═════ Data rows ═════

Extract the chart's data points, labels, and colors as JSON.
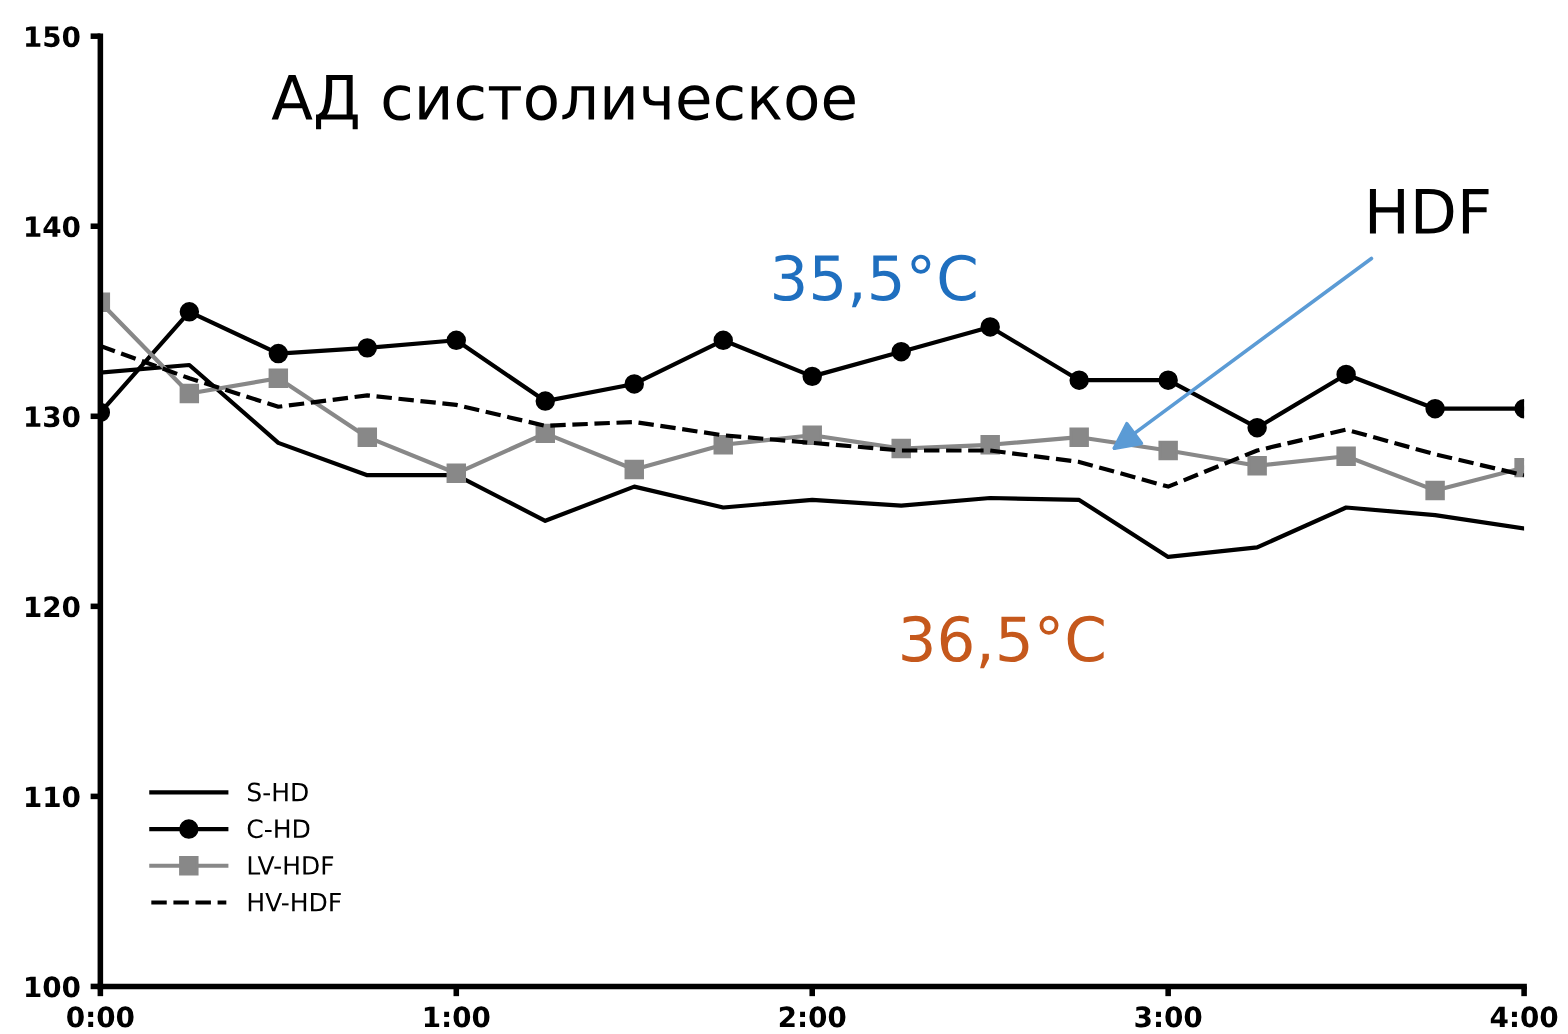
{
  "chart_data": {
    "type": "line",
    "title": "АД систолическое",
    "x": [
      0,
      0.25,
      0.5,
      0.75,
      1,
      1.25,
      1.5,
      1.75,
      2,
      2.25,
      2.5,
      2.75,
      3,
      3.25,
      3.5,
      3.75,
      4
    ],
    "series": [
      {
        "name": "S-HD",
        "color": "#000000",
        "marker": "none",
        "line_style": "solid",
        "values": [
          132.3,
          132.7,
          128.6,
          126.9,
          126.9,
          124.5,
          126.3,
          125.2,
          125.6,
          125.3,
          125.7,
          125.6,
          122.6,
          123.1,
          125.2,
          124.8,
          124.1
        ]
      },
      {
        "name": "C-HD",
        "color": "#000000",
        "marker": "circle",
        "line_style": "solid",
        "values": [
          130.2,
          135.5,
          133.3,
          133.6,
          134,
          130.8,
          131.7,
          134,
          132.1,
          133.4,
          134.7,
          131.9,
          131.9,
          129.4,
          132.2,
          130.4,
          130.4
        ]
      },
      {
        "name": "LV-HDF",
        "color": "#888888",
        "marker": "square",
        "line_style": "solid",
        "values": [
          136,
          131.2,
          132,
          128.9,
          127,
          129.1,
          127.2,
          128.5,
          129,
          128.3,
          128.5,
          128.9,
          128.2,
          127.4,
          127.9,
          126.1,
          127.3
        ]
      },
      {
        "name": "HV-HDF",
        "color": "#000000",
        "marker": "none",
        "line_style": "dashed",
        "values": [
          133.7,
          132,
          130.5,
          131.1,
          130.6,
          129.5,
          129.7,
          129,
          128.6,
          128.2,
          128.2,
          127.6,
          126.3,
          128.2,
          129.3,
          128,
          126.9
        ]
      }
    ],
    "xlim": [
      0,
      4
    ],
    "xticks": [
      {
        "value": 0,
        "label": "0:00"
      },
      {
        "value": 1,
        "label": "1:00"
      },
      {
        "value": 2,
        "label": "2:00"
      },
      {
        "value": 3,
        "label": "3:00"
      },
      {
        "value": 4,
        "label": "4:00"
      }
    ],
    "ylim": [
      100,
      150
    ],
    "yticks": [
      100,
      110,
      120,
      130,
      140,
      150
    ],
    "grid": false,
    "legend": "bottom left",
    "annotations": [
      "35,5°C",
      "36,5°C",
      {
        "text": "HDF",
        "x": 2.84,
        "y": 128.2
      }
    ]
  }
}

═════

_Job_
Write the listing out a second time exactly, dropping all images.

_Written response_
Extract the chart's data points, labels, and colors as JSON.
{
  "chart_data": {
    "type": "line",
    "title": "АД систолическое",
    "x": [
      0,
      0.25,
      0.5,
      0.75,
      1,
      1.25,
      1.5,
      1.75,
      2,
      2.25,
      2.5,
      2.75,
      3,
      3.25,
      3.5,
      3.75,
      4
    ],
    "series": [
      {
        "name": "S-HD",
        "color": "#000000",
        "marker": "none",
        "line_style": "solid",
        "values": [
          132.3,
          132.7,
          128.6,
          126.9,
          126.9,
          124.5,
          126.3,
          125.2,
          125.6,
          125.3,
          125.7,
          125.6,
          122.6,
          123.1,
          125.2,
          124.8,
          124.1
        ]
      },
      {
        "name": "C-HD",
        "color": "#000000",
        "marker": "circle",
        "line_style": "solid",
        "values": [
          130.2,
          135.5,
          133.3,
          133.6,
          134,
          130.8,
          131.7,
          134,
          132.1,
          133.4,
          134.7,
          131.9,
          131.9,
          129.4,
          132.2,
          130.4,
          130.4
        ]
      },
      {
        "name": "LV-HDF",
        "color": "#888888",
        "marker": "square",
        "line_style": "solid",
        "values": [
          136,
          131.2,
          132,
          128.9,
          127,
          129.1,
          127.2,
          128.5,
          129,
          128.3,
          128.5,
          128.9,
          128.2,
          127.4,
          127.9,
          126.1,
          127.3
        ]
      },
      {
        "name": "HV-HDF",
        "color": "#000000",
        "marker": "none",
        "line_style": "dashed",
        "values": [
          133.7,
          132,
          130.5,
          131.1,
          130.6,
          129.5,
          129.7,
          129,
          128.6,
          128.2,
          128.2,
          127.6,
          126.3,
          128.2,
          129.3,
          128,
          126.9
        ]
      }
    ],
    "xlim": [
      0,
      4
    ],
    "xticks": [
      {
        "value": 0,
        "label": "0:00"
      },
      {
        "value": 1,
        "label": "1:00"
      },
      {
        "value": 2,
        "label": "2:00"
      },
      {
        "value": 3,
        "label": "3:00"
      },
      {
        "value": 4,
        "label": "4:00"
      }
    ],
    "ylim": [
      100,
      150
    ],
    "yticks": [
      100,
      110,
      120,
      130,
      140,
      150
    ],
    "grid": false,
    "legend": "bottom left",
    "annotations": [
      "35,5°C",
      "36,5°C",
      {
        "text": "HDF",
        "x": 2.84,
        "y": 128.2
      }
    ]
  }
}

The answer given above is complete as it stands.